Exercise instructions: Copy every line in which the string "предоставления" occurs.

Stored rows:
════
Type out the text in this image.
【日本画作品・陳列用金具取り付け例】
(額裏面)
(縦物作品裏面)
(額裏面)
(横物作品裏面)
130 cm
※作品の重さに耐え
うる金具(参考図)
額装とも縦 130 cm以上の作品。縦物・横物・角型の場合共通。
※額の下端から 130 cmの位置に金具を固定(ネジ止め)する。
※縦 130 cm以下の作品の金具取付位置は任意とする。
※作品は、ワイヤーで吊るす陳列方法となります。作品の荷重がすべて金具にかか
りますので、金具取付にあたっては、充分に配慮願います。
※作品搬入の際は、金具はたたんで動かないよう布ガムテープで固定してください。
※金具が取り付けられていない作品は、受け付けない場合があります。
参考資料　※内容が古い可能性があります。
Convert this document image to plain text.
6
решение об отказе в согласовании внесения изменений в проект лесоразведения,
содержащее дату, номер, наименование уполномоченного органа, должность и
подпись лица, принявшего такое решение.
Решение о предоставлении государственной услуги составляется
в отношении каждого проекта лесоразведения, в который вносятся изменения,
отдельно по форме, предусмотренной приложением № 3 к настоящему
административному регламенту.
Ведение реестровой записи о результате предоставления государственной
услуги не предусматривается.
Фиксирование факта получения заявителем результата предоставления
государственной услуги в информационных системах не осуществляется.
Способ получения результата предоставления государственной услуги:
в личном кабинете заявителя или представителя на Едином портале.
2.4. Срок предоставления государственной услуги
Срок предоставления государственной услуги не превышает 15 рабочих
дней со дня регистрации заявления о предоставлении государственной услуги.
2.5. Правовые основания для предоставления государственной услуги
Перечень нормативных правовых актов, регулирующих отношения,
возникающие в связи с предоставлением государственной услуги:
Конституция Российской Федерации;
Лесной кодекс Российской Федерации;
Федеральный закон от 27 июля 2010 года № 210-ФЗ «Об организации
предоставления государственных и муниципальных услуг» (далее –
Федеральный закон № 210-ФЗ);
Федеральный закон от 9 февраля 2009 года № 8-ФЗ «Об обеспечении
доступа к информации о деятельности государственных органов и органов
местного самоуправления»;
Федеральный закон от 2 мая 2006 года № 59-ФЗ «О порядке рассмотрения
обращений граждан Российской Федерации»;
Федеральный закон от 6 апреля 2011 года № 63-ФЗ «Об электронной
════
Problem solution:
Ведение реестровой записи о результате предоставления государственной
Фиксирование факта получения заявителем результата предоставления
Способ получения результата предоставления государственной услуги:
2.4. Срок предоставления государственной услуги
Срок предоставления государственной услуги не превышает 15 рабочих
2.5. Правовые основания для предоставления государственной услуги
предоставления государственных и муниципальных услуг» (далее –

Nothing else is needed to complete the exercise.